• TASK INSTRUCTIONS
Answer with a single number: how many lines in the listing below include "text"?

Collection entries:
— BEGIN —
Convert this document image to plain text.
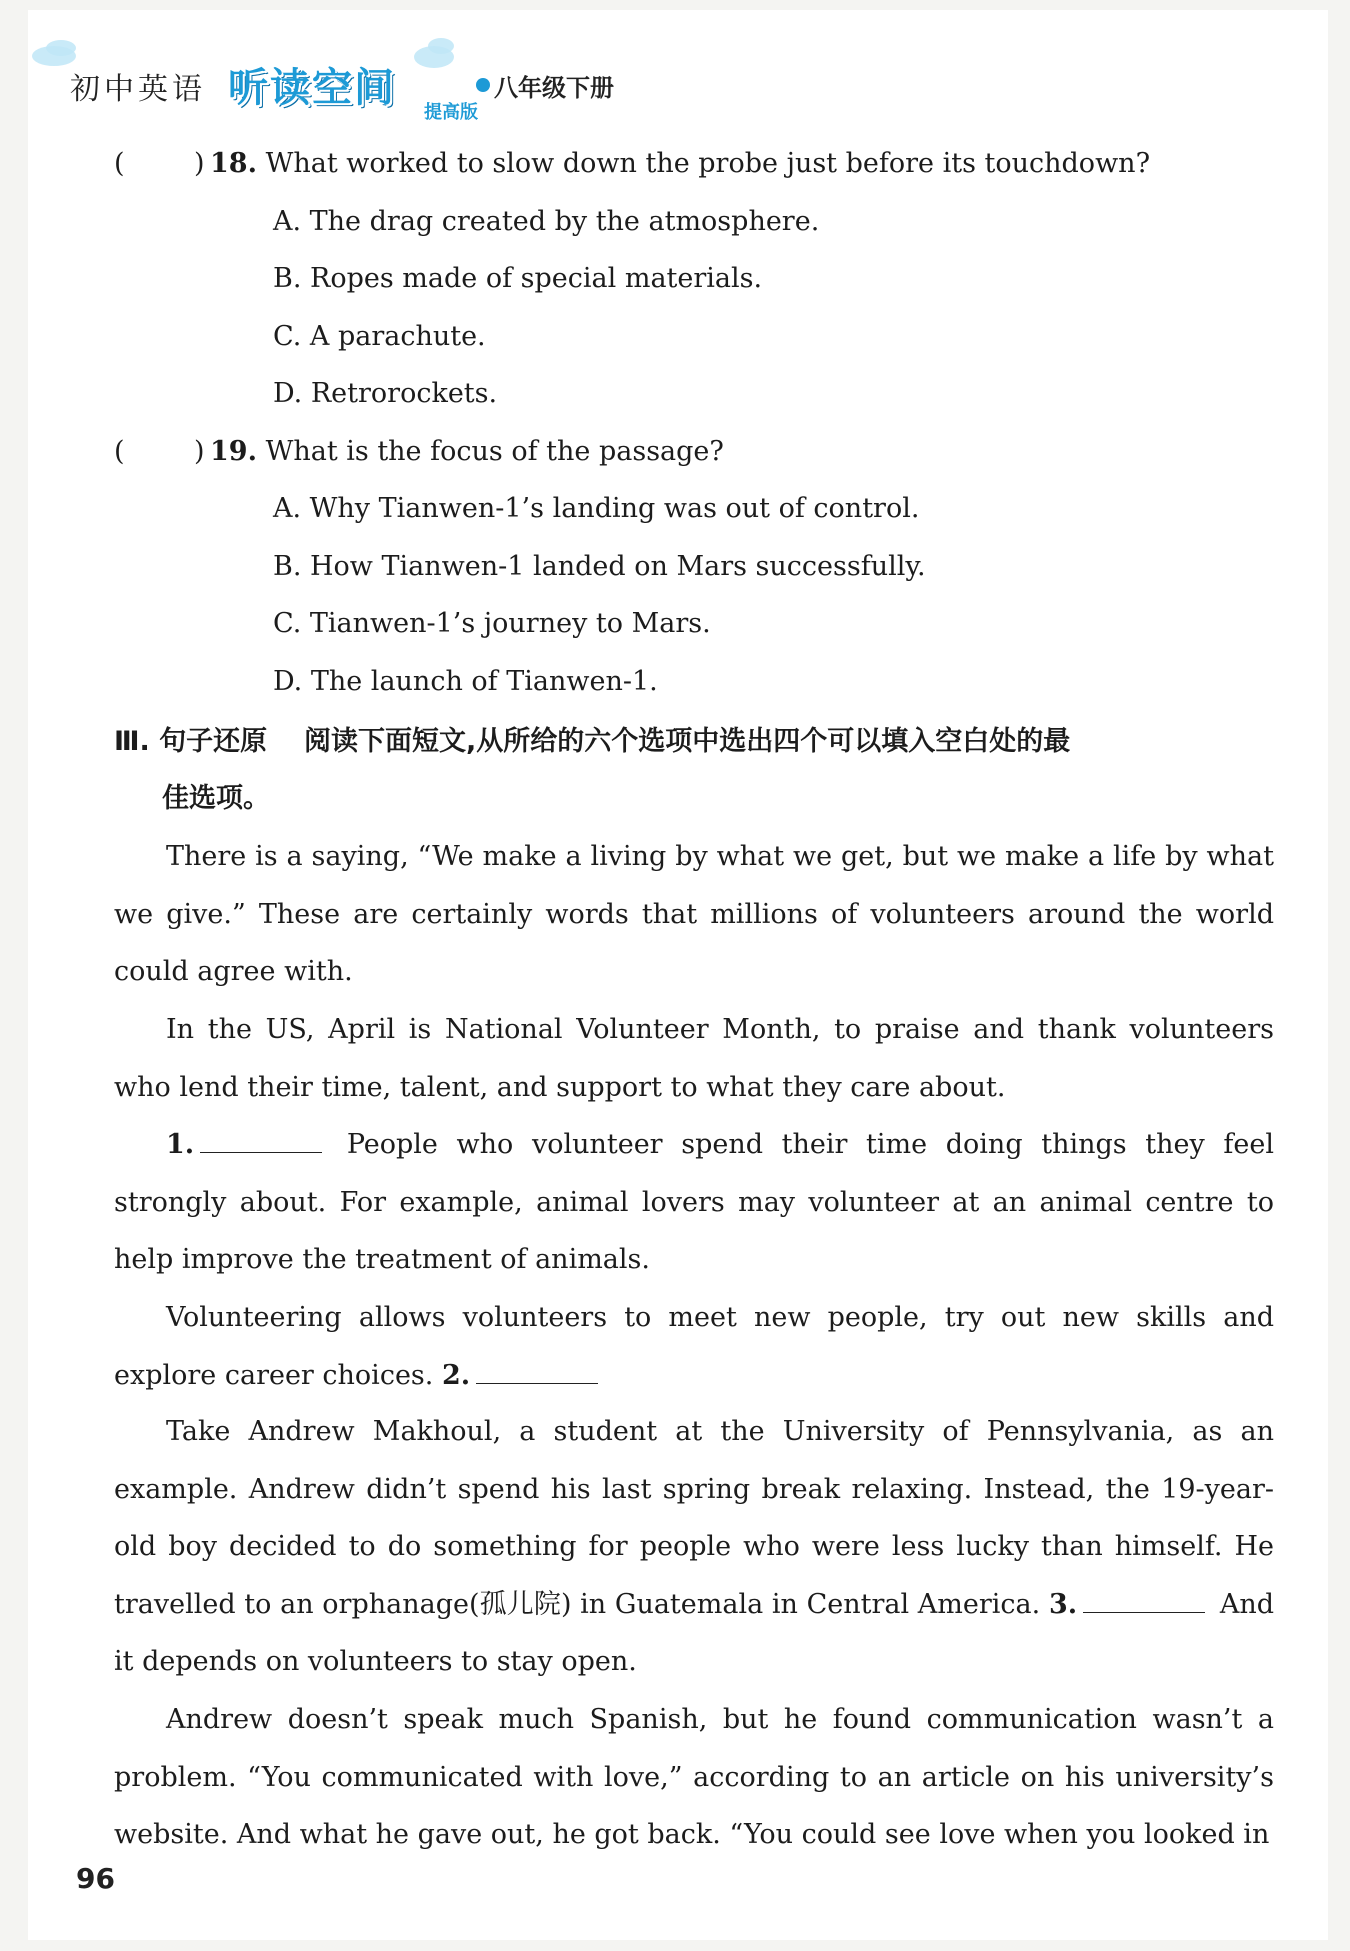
初中英语 听读空间
提高版
八年级下册
(	) 18. What worked to slow down the probe just before its touchdown?
A. The drag created by the atmosphere.
B. Ropes made of special materials.
C. A parachute.
D. Retrorockets.
(	) 19. What is the focus of the passage?
A. Why Tianwen-1’s landing was out of control.
B. How Tianwen-1 landed on Mars successfully.
C. Tianwen-1’s journey to Mars.
D. The launch of Tianwen-1.
Ⅲ. 句子还原 阅读下面短文,从所给的六个选项中选出四个可以填入空白处的最
佳选项。
There is a saying, “We make a living by what we get, but we make a life by what we give.” These are certainly words that millions of volunteers around the world could agree with.
In the US, April is National Volunteer Month, to praise and thank volunteers who lend their time, talent, and support to what they care about.
1.	People who volunteer spend their time doing things they feel strongly about. For example, animal lovers may volunteer at an animal centre to help improve the treatment of animals.
Volunteering allows volunteers to meet new people, try out new skills and explore career choices. 2.
Take Andrew Makhoul, a student at the University of Pennsylvania, as an example. Andrew didn’t spend his last spring break relaxing. Instead, the 19-year-old boy decided to do something for people who were less lucky than himself. He travelled to an orphanage(孤儿院) in Guatemala in Central America. 3.	And it depends on volunteers to stay open.
Andrew doesn’t speak much Spanish, but he found communication wasn’t a problem. “You communicated with love,” according to an article on his university’s website. And what he gave out, he got back. “You could see love when you looked in
96
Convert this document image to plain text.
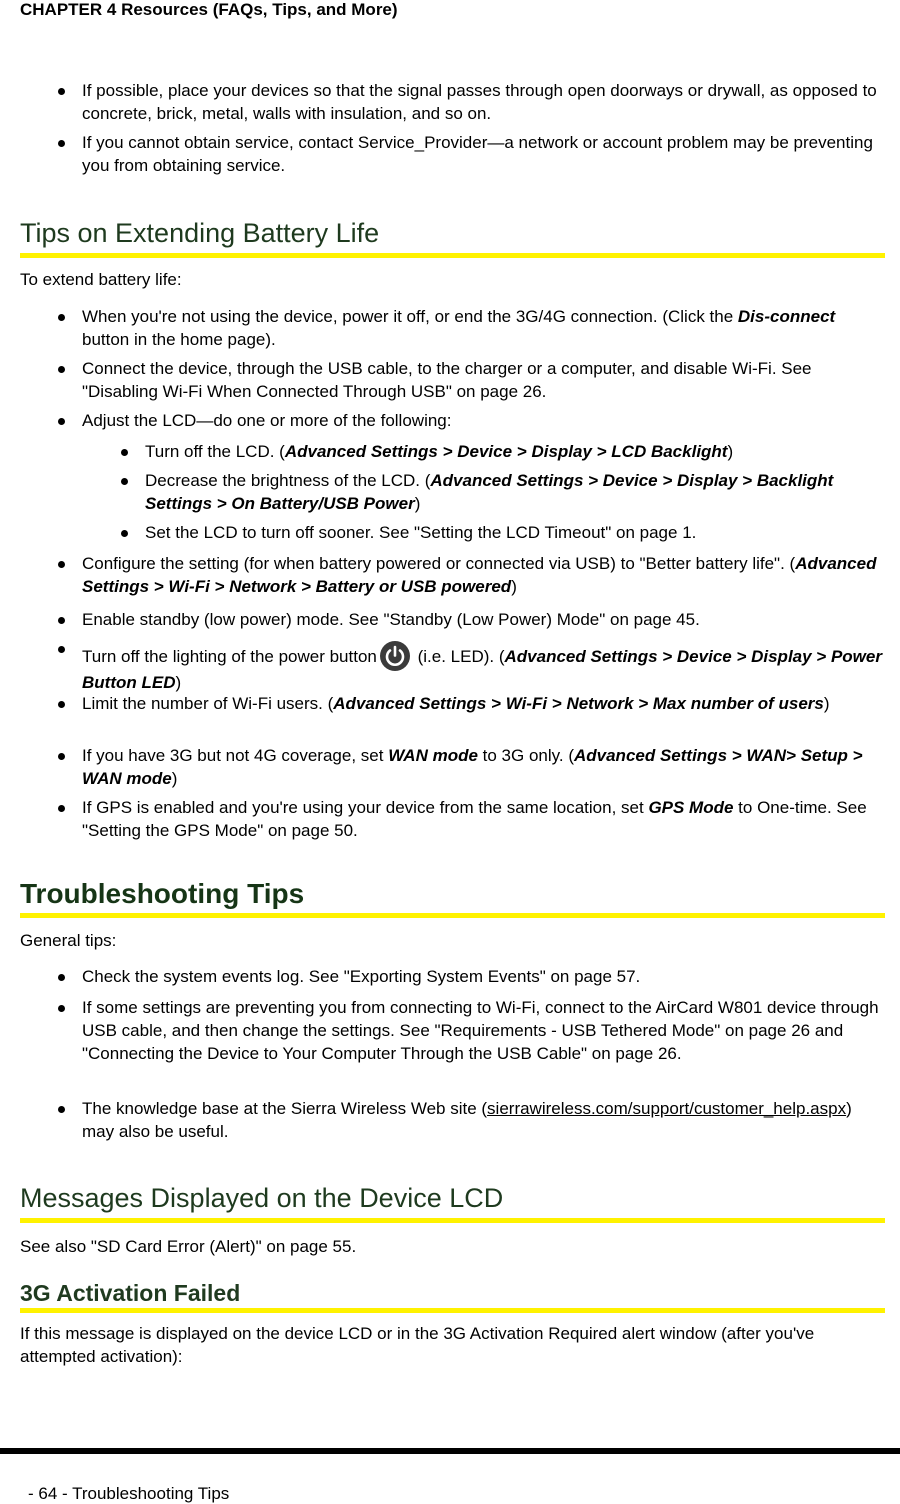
CHAPTER 4 Resources (FAQs, Tips, and More)
If possible, place your devices so that the signal passes through open doorways or drywall, as opposed to concrete, brick, metal, walls with insulation, and so on.
If you cannot obtain service, contact Service_Provider—a network or account problem may be preventing you from obtaining service.
Tips on Extending Battery Life
To extend battery life:
When you're not using the device, power it off, or end the 3G/4G connection. (Click the Dis-connect button in the home page).
Connect the device, through the USB cable, to the charger or a computer, and disable Wi-Fi. See "Disabling Wi-Fi When Connected Through USB" on page 26.
Adjust the LCD—do one or more of the following:
Turn off the LCD. (Advanced Settings > Device > Display > LCD Backlight)
Decrease the brightness of the LCD. (Advanced Settings > Device > Display > Backlight Settings > On Battery/USB Power)
Set the LCD to turn off sooner. See "Setting the LCD Timeout" on page 1.
Configure the setting (for when battery powered or connected via USB) to "Better battery life". (Advanced Settings > Wi-Fi > Network > Battery or USB powered)
Enable standby (low power) mode. See "Standby (Low Power) Mode" on page 45.
Turn off the lighting of the power button
(i.e. LED). (Advanced Settings > Device > Display > Power Button LED)
Limit the number of Wi-Fi users. (Advanced Settings > Wi-Fi > Network > Max number of users)
If you have 3G but not 4G coverage, set WAN mode to 3G only. (Advanced Settings > WAN> Setup > WAN mode)
If GPS is enabled and you're using your device from the same location, set GPS Mode to One-time. See "Setting the GPS Mode" on page 50.
Troubleshooting Tips
General tips:
Check the system events log. See "Exporting System Events" on page 57.
If some settings are preventing you from connecting to Wi-Fi, connect to the AirCard W801 device through USB cable, and then change the settings. See "Requirements - USB Tethered Mode" on page 26 and "Connecting the Device to Your Computer Through the USB Cable" on page 26.
The knowledge base at the Sierra Wireless Web site (sierrawireless.com/support/customer_help.aspx) may also be useful.
Messages Displayed on the Device LCD
See also "SD Card Error (Alert)" on page 55.
3G Activation Failed
If this message is displayed on the device LCD or in the 3G Activation Required alert window (after you've attempted activation):
- 64 - Troubleshooting Tips
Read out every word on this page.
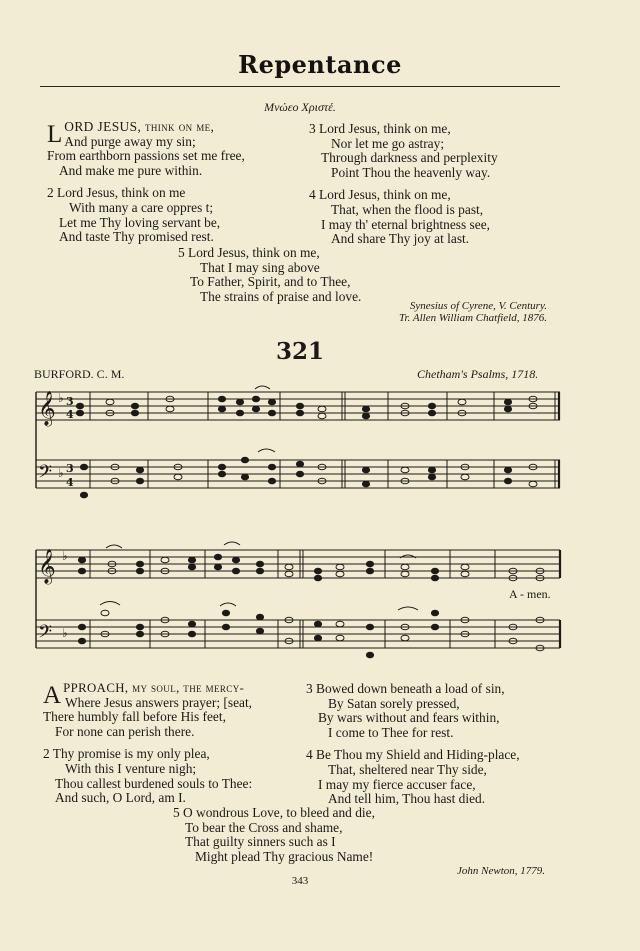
Repentance
Μνώεο Χριστέ.
L ORD JESUS, think on me,
And purge away my sin;
From earthborn passions set me free,
And make me pure within.
2 Lord Jesus, think on me
With many a care oppres t;
Let me Thy loving servant be,
And taste Thy promised rest.
3 Lord Jesus, think on me,
Nor let me go astray;
Through darkness and perplexity
Point Thou the heavenly way.
4 Lord Jesus, think on me,
That, when the flood is past,
I may th' eternal brightness see,
And share Thy joy at last.
5 Lord Jesus, think on me,
That I may sing above
To Father, Spirit, and to Thee,
The strains of praise and love.
Synesius of Cyrene, V. Century.
Tr. Allen William Chatfield, 1876.
321
BURFORD. C. M.	Chetham's Psalms, 1718.
𝄞
𝄢
♭
♭
3
4
3
4
𝄞
𝄢
♭
♭
A - men.
A PPROACH, my soul, the mercy-
Where Jesus answers prayer; [seat,
There humbly fall before His feet,
For none can perish there.
2 Thy promise is my only plea,
With this I venture nigh;
Thou callest burdened souls to Thee:
And such, O Lord, am I.
3 Bowed down beneath a load of sin,
By Satan sorely pressed,
By wars without and fears within,
I come to Thee for rest.
4 Be Thou my Shield and Hiding-place,
That, sheltered near Thy side,
I may my fierce accuser face,
And tell him, Thou hast died.
5 O wondrous Love, to bleed and die,
To bear the Cross and shame,
That guilty sinners such as I
Might plead Thy gracious Name!
John Newton, 1779.
343
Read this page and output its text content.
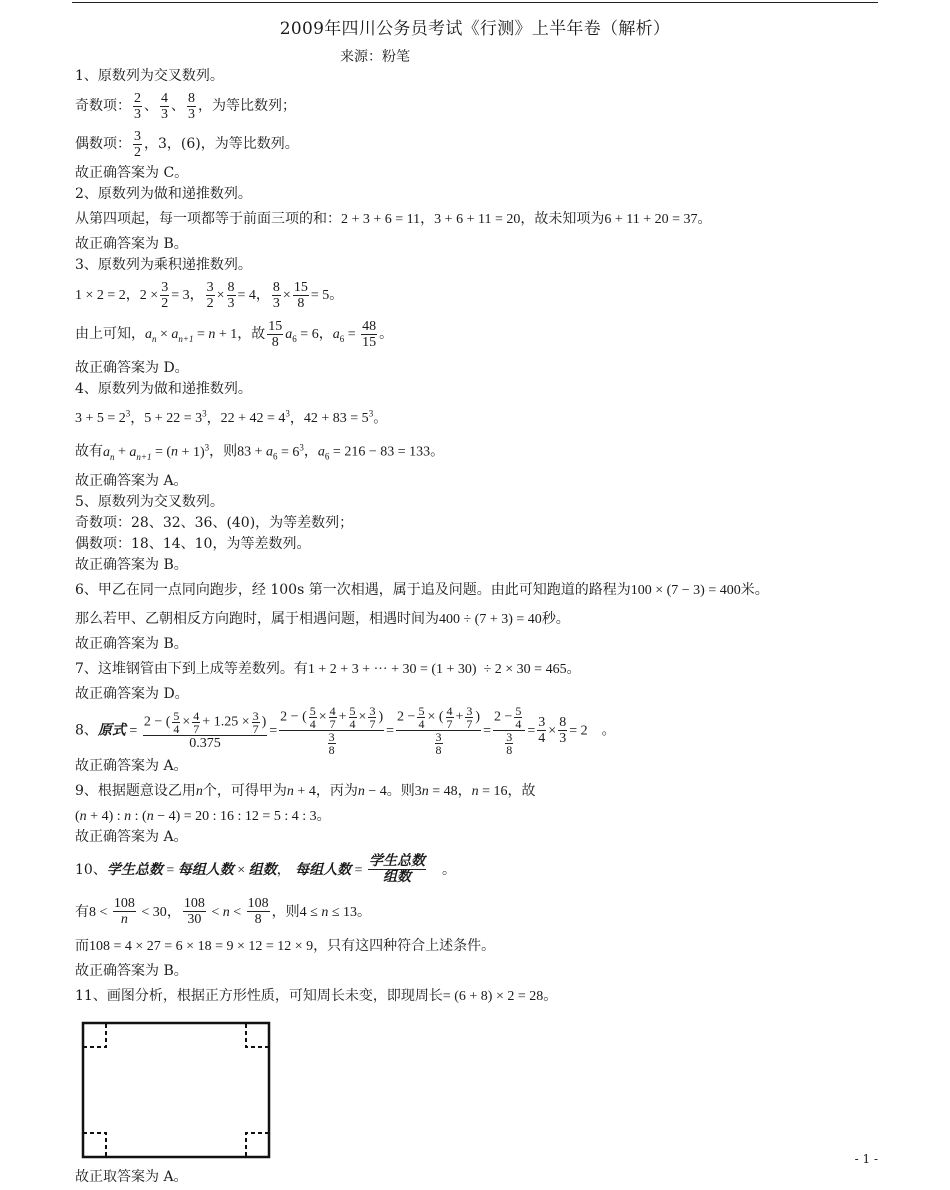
2009年四川公务员考试《行测》上半年卷（解析）
来源：粉笔
1、原数列为交叉数列。
奇数项： $\frac{2}{3}$ 、 $\frac{4}{3}$ 、 $\frac{8}{3}$ ，为等比数列；
偶数项： $\frac{3}{2}$ ，3，(6)，为等比数列。
故正确答案为 C。
2、原数列为做和递推数列。
从第四项起，每一项都等于前面三项的和：2 + 3 + 6 = 11，3 + 6 + 11 = 20，故未知项为6 + 11 + 20 = 37。
故正确答案为 B。
3、原数列为乘积递推数列。
1 × 2 = 2，$2 \times \frac{3}{2} = 3$， $\frac{3}{2} \times \frac{8}{3} = 4$， $\frac{8}{3} \times \frac{15}{8} = 5$。
由上可知，$a_n \times a_{n+1} = n + 1$，故 $\frac{15}{8} a_6 = 6$，$a_6 = \frac{48}{15}$ 。
故正确答案为 D。
4、原数列为做和递推数列。
$3 + 5 = 2^3$，$5 + 22 = 3^3$，$22 + 42 = 4^3$，$42 + 83 = 5^3$。
故有$a_n + a_{n+1} = (n + 1)^3$，则$83 + a_6 = 6^3$，$a_6 = 216 - 83 = 133$。
故正确答案为 A。
5、原数列为交叉数列。
奇数项：28、32、36、(40)，为等差数列；
偶数项：18、14、10，为等差数列。
故正确答案为 B。
6、甲乙在同一点同向跑步，经 100s 第一次相遇，属于追及问题。由此可知跑道的路程为100 × (7 − 3) = 400米。
那么若甲、乙朝相反方向跑时，属于相遇问题，相遇时间为400 ÷ (7 + 3) = 40秒。
故正确答案为 B。
7、这堆钢管由下到上成等差数列。有1 + 2 + 3 + ··· + 30 = (1 + 30)  ÷ 2 × 30 = 465。
故正确答案为 D。
8、原式 = $\frac{2 - ( \frac{5}{4} \times \frac{4}{7} + 1.25 \times \frac{3}{7} )}{0.375} = \frac{2 - ( \frac{5}{4} \times \frac{4}{7} + \frac{5}{4} \times \frac{3}{7} )}{\frac{3}{8}} = \frac{2 - \frac{5}{4} \times ( \frac{4}{7} + \frac{3}{7} )}{\frac{3}{8}} = \frac{2 - \frac{5}{4}}{\frac{3}{8}} = \frac{3}{4} \times \frac{8}{3} = 2$　。
故正确答案为 A。
9、根据题意设乙用n个，可得甲为n + 4，丙为n − 4。则3n = 48，n = 16，故
(n + 4) : n : (n − 4) = 20 : 16 : 12 = 5 : 4 : 3。
故正确答案为 A。
10、学生总数 = 每组人数 × 组数， 每组人数 = $\frac{\text{学生总数}}{\text{组数}}$ 　。
有$8 < \frac{108}{n} < 30$， $\frac{108}{30} < n < \frac{108}{8}$ ，则4 ≤ n ≤ 13。
而108 = 4 × 27 = 6 × 18 = 9 × 12 = 12 × 9，只有这四种符合上述条件。
故正确答案为 B。
11、画图分析，根据正方形性质，可知周长未变，即现周长= (6 + 8) × 2 = 28。
故正取答案为 A。
- 1 -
— END —
• OUTPUT
4